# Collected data
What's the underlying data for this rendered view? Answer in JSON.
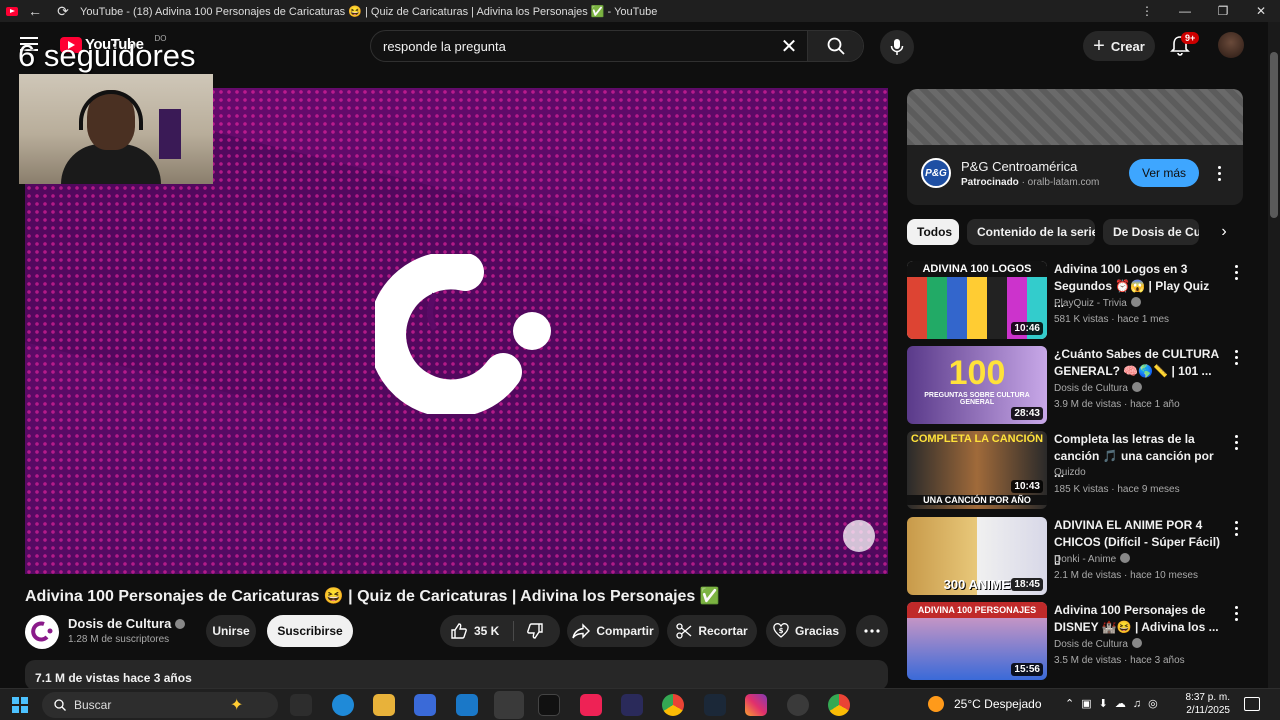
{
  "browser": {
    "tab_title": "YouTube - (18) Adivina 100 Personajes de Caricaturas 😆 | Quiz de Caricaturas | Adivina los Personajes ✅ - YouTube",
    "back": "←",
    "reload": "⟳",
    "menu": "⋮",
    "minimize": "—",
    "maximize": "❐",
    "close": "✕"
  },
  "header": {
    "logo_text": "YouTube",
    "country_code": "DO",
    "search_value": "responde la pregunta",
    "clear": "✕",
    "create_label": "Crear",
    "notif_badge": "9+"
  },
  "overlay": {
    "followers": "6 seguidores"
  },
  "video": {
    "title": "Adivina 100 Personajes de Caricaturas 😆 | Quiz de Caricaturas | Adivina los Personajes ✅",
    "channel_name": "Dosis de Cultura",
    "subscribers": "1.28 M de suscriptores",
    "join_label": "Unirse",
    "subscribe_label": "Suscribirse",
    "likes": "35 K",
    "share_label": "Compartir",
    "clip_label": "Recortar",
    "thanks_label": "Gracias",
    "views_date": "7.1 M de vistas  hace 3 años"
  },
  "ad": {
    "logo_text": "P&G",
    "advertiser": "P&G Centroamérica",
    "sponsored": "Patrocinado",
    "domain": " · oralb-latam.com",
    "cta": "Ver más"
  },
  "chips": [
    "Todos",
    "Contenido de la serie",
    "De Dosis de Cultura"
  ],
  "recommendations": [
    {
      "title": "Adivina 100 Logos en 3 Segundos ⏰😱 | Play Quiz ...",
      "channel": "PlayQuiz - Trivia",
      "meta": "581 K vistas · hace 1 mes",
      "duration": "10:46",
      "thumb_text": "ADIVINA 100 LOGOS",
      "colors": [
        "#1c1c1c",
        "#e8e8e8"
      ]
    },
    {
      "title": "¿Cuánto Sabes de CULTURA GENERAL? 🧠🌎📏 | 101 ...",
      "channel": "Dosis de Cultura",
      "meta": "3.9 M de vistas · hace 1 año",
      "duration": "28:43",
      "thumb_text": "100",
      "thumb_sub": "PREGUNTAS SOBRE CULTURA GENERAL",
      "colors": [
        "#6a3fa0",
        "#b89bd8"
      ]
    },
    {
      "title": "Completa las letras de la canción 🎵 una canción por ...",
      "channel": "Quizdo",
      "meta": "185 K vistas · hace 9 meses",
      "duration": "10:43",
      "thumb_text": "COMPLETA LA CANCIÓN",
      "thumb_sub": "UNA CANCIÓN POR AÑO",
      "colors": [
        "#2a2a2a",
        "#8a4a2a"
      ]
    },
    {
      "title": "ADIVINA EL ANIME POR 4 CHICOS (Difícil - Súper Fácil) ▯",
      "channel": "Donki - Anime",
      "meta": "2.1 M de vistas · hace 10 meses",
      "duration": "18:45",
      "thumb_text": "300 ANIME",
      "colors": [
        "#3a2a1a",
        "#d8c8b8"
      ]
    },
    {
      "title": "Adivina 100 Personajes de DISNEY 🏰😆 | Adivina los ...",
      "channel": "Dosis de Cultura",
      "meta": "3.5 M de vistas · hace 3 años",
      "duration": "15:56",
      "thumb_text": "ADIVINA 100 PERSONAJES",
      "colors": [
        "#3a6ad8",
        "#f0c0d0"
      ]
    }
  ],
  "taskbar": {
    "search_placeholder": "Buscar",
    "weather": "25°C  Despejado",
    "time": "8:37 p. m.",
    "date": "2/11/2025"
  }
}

# What to produce
Write out all the entries exactly, except for the pictures.

# Finished task
What's the underlying data for this rendered view? Answer in JSON.
{
  "browser": {
    "tab_title": "YouTube - (18) Adivina 100 Personajes de Caricaturas 😆 | Quiz de Caricaturas | Adivina los Personajes ✅ - YouTube",
    "back": "←",
    "reload": "⟳",
    "menu": "⋮",
    "minimize": "—",
    "maximize": "❐",
    "close": "✕"
  },
  "header": {
    "logo_text": "YouTube",
    "country_code": "DO",
    "search_value": "responde la pregunta",
    "clear": "✕",
    "create_label": "Crear",
    "notif_badge": "9+"
  },
  "overlay": {
    "followers": "6 seguidores"
  },
  "video": {
    "title": "Adivina 100 Personajes de Caricaturas 😆 | Quiz de Caricaturas | Adivina los Personajes ✅",
    "channel_name": "Dosis de Cultura",
    "subscribers": "1.28 M de suscriptores",
    "join_label": "Unirse",
    "subscribe_label": "Suscribirse",
    "likes": "35 K",
    "share_label": "Compartir",
    "clip_label": "Recortar",
    "thanks_label": "Gracias",
    "views_date": "7.1 M de vistas  hace 3 años"
  },
  "ad": {
    "logo_text": "P&G",
    "advertiser": "P&G Centroamérica",
    "sponsored": "Patrocinado",
    "domain": " · oralb-latam.com",
    "cta": "Ver más"
  },
  "chips": [
    "Todos",
    "Contenido de la serie",
    "De Dosis de Cultura"
  ],
  "recommendations": [
    {
      "title": "Adivina 100 Logos en 3 Segundos ⏰😱 | Play Quiz ...",
      "channel": "PlayQuiz - Trivia",
      "meta": "581 K vistas · hace 1 mes",
      "duration": "10:46",
      "thumb_text": "ADIVINA 100 LOGOS",
      "colors": [
        "#1c1c1c",
        "#e8e8e8"
      ]
    },
    {
      "title": "¿Cuánto Sabes de CULTURA GENERAL? 🧠🌎📏 | 101 ...",
      "channel": "Dosis de Cultura",
      "meta": "3.9 M de vistas · hace 1 año",
      "duration": "28:43",
      "thumb_text": "100",
      "thumb_sub": "PREGUNTAS SOBRE CULTURA GENERAL",
      "colors": [
        "#6a3fa0",
        "#b89bd8"
      ]
    },
    {
      "title": "Completa las letras de la canción 🎵 una canción por ...",
      "channel": "Quizdo",
      "meta": "185 K vistas · hace 9 meses",
      "duration": "10:43",
      "thumb_text": "COMPLETA LA CANCIÓN",
      "thumb_sub": "UNA CANCIÓN POR AÑO",
      "colors": [
        "#2a2a2a",
        "#8a4a2a"
      ]
    },
    {
      "title": "ADIVINA EL ANIME POR 4 CHICOS (Difícil - Súper Fácil) ▯",
      "channel": "Donki - Anime",
      "meta": "2.1 M de vistas · hace 10 meses",
      "duration": "18:45",
      "thumb_text": "300 ANIME",
      "colors": [
        "#3a2a1a",
        "#d8c8b8"
      ]
    },
    {
      "title": "Adivina 100 Personajes de DISNEY 🏰😆 | Adivina los ...",
      "channel": "Dosis de Cultura",
      "meta": "3.5 M de vistas · hace 3 años",
      "duration": "15:56",
      "thumb_text": "ADIVINA 100 PERSONAJES",
      "colors": [
        "#3a6ad8",
        "#f0c0d0"
      ]
    }
  ],
  "taskbar": {
    "search_placeholder": "Buscar",
    "weather": "25°C  Despejado",
    "time": "8:37 p. m.",
    "date": "2/11/2025"
  }
}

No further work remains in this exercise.